Copy every one of the following records word for word, leaving out the pictures.

Task material ::
■ ■ ■ ■ ■ ■ ■
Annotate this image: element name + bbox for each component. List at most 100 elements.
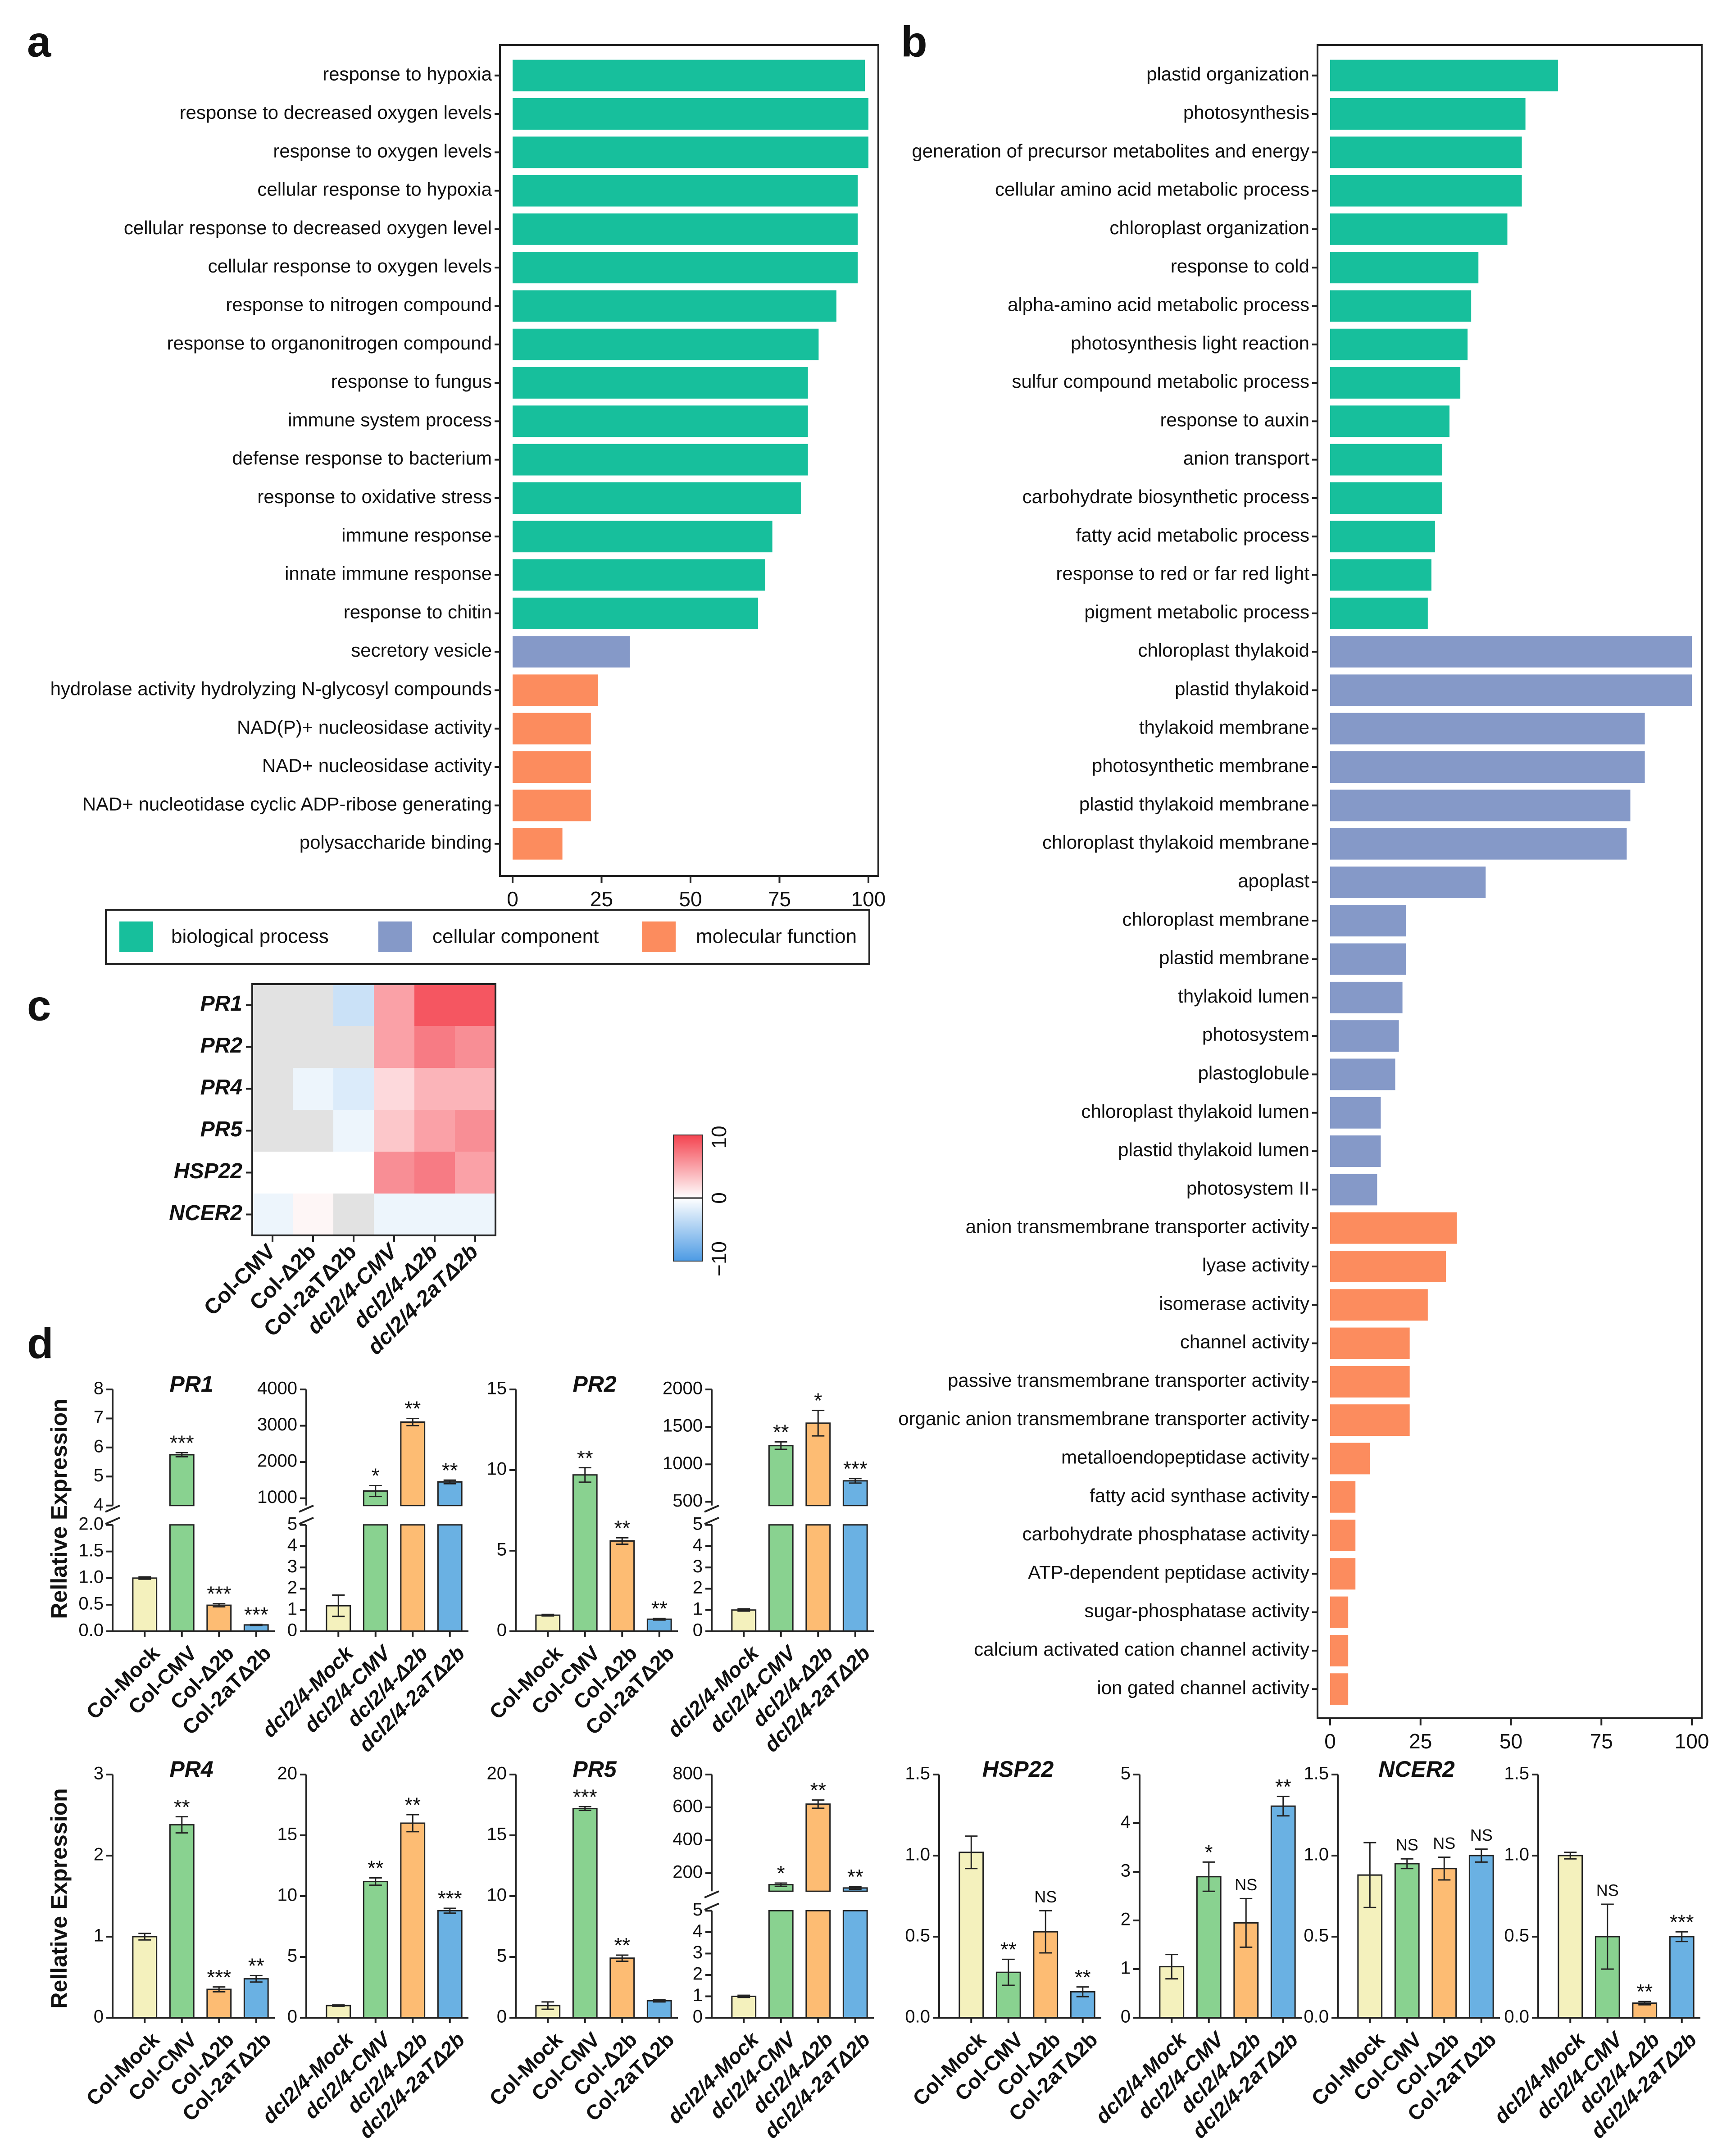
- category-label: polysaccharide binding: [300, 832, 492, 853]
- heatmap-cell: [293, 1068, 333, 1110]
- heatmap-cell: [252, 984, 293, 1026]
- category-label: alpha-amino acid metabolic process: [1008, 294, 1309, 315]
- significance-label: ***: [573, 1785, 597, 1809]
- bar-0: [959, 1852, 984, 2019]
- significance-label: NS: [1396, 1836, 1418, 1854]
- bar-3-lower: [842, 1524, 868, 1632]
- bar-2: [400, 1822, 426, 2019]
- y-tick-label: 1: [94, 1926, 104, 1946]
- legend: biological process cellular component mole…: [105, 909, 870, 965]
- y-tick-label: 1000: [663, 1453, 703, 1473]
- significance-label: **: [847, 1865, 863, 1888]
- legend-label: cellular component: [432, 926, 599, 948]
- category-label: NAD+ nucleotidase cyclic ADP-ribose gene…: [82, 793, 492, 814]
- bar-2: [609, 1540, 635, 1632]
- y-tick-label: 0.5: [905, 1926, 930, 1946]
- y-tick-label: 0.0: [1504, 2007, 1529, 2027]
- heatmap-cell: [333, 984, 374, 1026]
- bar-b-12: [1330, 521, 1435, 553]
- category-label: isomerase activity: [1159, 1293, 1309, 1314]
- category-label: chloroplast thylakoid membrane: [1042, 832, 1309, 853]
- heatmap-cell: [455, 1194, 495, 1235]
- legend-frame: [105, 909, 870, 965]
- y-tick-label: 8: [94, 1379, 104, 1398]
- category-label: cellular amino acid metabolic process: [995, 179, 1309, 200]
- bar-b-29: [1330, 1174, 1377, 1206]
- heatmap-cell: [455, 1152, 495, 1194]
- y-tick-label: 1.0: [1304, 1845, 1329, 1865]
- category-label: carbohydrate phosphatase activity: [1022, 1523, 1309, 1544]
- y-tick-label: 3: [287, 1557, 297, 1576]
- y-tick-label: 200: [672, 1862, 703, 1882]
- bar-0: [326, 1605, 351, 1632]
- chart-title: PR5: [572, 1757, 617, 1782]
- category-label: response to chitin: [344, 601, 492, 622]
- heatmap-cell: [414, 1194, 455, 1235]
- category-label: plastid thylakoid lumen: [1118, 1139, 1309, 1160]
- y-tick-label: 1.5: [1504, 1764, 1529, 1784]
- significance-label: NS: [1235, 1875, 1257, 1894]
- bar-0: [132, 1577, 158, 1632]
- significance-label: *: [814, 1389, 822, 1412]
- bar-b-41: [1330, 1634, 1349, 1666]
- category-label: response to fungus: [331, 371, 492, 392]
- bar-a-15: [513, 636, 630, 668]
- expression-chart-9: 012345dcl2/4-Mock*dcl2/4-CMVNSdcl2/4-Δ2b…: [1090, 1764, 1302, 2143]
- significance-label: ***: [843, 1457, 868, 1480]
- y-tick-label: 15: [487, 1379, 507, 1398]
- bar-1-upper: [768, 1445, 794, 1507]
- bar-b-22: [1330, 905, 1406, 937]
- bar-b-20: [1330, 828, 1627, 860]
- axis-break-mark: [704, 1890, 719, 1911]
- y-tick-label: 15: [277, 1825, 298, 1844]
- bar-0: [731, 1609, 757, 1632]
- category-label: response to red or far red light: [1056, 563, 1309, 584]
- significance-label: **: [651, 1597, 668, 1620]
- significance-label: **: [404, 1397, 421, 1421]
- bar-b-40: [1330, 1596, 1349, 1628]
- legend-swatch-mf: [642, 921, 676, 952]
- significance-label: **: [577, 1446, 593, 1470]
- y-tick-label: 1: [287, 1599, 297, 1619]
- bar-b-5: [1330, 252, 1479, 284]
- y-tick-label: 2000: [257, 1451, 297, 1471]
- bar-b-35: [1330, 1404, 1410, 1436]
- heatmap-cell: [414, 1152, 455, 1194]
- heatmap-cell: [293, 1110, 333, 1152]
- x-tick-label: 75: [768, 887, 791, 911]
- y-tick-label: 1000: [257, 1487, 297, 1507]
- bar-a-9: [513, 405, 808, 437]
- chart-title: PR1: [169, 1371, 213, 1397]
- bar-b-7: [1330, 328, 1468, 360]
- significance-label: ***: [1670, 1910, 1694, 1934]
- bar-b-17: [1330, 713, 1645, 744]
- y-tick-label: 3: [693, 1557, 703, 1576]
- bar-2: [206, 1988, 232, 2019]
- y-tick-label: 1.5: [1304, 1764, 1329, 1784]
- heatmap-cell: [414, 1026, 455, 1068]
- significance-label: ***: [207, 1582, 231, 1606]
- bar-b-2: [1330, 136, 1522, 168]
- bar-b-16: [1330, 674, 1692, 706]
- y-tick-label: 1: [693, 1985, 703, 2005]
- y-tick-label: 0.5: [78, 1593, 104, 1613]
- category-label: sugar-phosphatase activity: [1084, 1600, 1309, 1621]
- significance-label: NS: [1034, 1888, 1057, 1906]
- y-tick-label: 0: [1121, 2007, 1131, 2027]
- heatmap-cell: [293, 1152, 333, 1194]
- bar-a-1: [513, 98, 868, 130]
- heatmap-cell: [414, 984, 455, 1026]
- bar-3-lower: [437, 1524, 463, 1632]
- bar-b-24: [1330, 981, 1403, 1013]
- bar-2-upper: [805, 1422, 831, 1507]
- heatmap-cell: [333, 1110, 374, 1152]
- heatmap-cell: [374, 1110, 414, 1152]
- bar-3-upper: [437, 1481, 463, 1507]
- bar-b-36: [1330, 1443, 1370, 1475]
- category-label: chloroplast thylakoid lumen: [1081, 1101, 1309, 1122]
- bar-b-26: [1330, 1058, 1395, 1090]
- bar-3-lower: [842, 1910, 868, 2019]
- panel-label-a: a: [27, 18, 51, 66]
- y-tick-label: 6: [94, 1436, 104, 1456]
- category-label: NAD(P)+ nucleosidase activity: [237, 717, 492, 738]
■ ■ ■ ■ ■ ■ ■
Complete answer ::
Annotate this image: element name + bbox for each component. List at most 100 elements.
- category-label: polysaccharide binding: [300, 832, 492, 853]
- heatmap-cell: [293, 1068, 333, 1110]
- heatmap-cell: [252, 984, 293, 1026]
- category-label: alpha-amino acid metabolic process: [1008, 294, 1309, 315]
- significance-label: ***: [573, 1785, 597, 1809]
- bar-0: [959, 1852, 984, 2019]
- significance-label: NS: [1396, 1836, 1418, 1854]
- bar-3-lower: [842, 1524, 868, 1632]
- bar-2: [400, 1822, 426, 2019]
- y-tick-label: 1: [94, 1926, 104, 1946]
- legend: biological process cellular component mole…: [105, 909, 870, 965]
- y-tick-label: 1000: [663, 1453, 703, 1473]
- significance-label: **: [847, 1865, 863, 1888]
- legend-label: cellular component: [432, 926, 599, 948]
- category-label: NAD+ nucleotidase cyclic ADP-ribose gene…: [82, 793, 492, 814]
- bar-2: [609, 1540, 635, 1632]
- y-tick-label: 0.5: [905, 1926, 930, 1946]
- y-tick-label: 0.0: [1504, 2007, 1529, 2027]
- heatmap-cell: [333, 984, 374, 1026]
- bar-b-12: [1330, 521, 1435, 553]
- category-label: isomerase activity: [1159, 1293, 1309, 1314]
- category-label: chloroplast thylakoid membrane: [1042, 832, 1309, 853]
- heatmap-cell: [455, 1194, 495, 1235]
- legend-frame: [105, 909, 870, 965]
- y-tick-label: 8: [94, 1379, 104, 1398]
- category-label: cellular amino acid metabolic process: [995, 179, 1309, 200]
- bar-b-29: [1330, 1174, 1377, 1206]
- heatmap-cell: [455, 1152, 495, 1194]
- y-tick-label: 1.0: [1304, 1845, 1329, 1865]
- category-label: carbohydrate phosphatase activity: [1022, 1523, 1309, 1544]
- y-tick-label: 3: [287, 1557, 297, 1576]
- y-tick-label: 200: [672, 1862, 703, 1882]
- bar-0: [326, 1605, 351, 1632]
- chart-title: PR5: [572, 1757, 617, 1782]
- category-label: response to chitin: [344, 601, 492, 622]
- heatmap-cell: [414, 1194, 455, 1235]
- category-label: plastid thylakoid lumen: [1118, 1139, 1309, 1160]
- y-tick-label: 1.5: [1504, 1764, 1529, 1784]
- significance-label: NS: [1235, 1875, 1257, 1894]
- bar-0: [132, 1577, 158, 1632]
- significance-label: *: [814, 1389, 822, 1412]
- bar-b-41: [1330, 1634, 1349, 1666]
- category-label: response to fungus: [331, 371, 492, 392]
- bar-a-15: [513, 636, 630, 668]
- expression-chart-9: 012345dcl2/4-Mock*dcl2/4-CMVNSdcl2/4-Δ2b…: [1090, 1764, 1302, 2143]
- significance-label: ***: [843, 1457, 868, 1480]
- y-tick-label: 15: [487, 1379, 507, 1398]
- bar-1-upper: [768, 1445, 794, 1507]
- bar-b-22: [1330, 905, 1406, 937]
- bar-b-20: [1330, 828, 1627, 860]
- axis-break-mark: [704, 1890, 719, 1911]
- y-tick-label: 15: [277, 1825, 298, 1844]
- bar-0: [731, 1609, 757, 1632]
- category-label: response to red or far red light: [1056, 563, 1309, 584]
- significance-label: **: [651, 1597, 668, 1620]
- significance-label: **: [404, 1397, 421, 1421]
- bar-b-40: [1330, 1596, 1349, 1628]
- legend-swatch-mf: [642, 921, 676, 952]
- significance-label: **: [577, 1446, 593, 1470]
- y-tick-label: 1: [287, 1599, 297, 1619]
- bar-b-5: [1330, 252, 1479, 284]
- y-tick-label: 2000: [257, 1451, 297, 1471]
- bar-b-35: [1330, 1404, 1410, 1436]
- heatmap-cell: [414, 1152, 455, 1194]
- heatmap-cell: [293, 1110, 333, 1152]
- x-tick-label: 75: [768, 887, 791, 911]
- y-tick-label: 1000: [257, 1487, 297, 1507]
- bar-a-9: [513, 405, 808, 437]
- chart-title: PR1: [169, 1371, 213, 1397]
- bar-b-7: [1330, 328, 1468, 360]
- significance-label: ***: [1670, 1910, 1694, 1934]
- bar-b-17: [1330, 713, 1645, 744]
- y-tick-label: 3: [693, 1557, 703, 1576]
- bar-2: [206, 1988, 232, 2019]
- y-tick-label: 1.5: [1304, 1764, 1329, 1784]
- heatmap-cell: [414, 1026, 455, 1068]
- significance-label: ***: [207, 1582, 231, 1606]
- bar-b-2: [1330, 136, 1522, 168]
- bar-b-16: [1330, 674, 1692, 706]
- y-tick-label: 1: [693, 1985, 703, 2005]
- y-tick-label: 0.5: [78, 1593, 104, 1613]
- category-label: sugar-phosphatase activity: [1084, 1600, 1309, 1621]
- significance-label: NS: [1034, 1888, 1057, 1906]
- y-tick-label: 0: [1121, 2007, 1131, 2027]
- heatmap-cell: [293, 1152, 333, 1194]
- bar-a-1: [513, 98, 868, 130]
- heatmap-cell: [414, 984, 455, 1026]
- bar-3-lower: [437, 1524, 463, 1632]
- bar-b-24: [1330, 981, 1403, 1013]
- bar-2-upper: [805, 1422, 831, 1507]
- heatmap-cell: [333, 1110, 374, 1152]
- heatmap-cell: [374, 1110, 414, 1152]
- bar-3-upper: [437, 1481, 463, 1507]
- bar-b-36: [1330, 1443, 1370, 1475]
- category-label: chloroplast thylakoid lumen: [1081, 1101, 1309, 1122]
- bar-b-26: [1330, 1058, 1395, 1090]
- bar-3-lower: [842, 1910, 868, 2019]
- panel-label-a: a: [27, 18, 51, 66]
- y-tick-label: 6: [94, 1436, 104, 1456]
- category-label: NAD(P)+ nucleosidase activity: [237, 717, 492, 738]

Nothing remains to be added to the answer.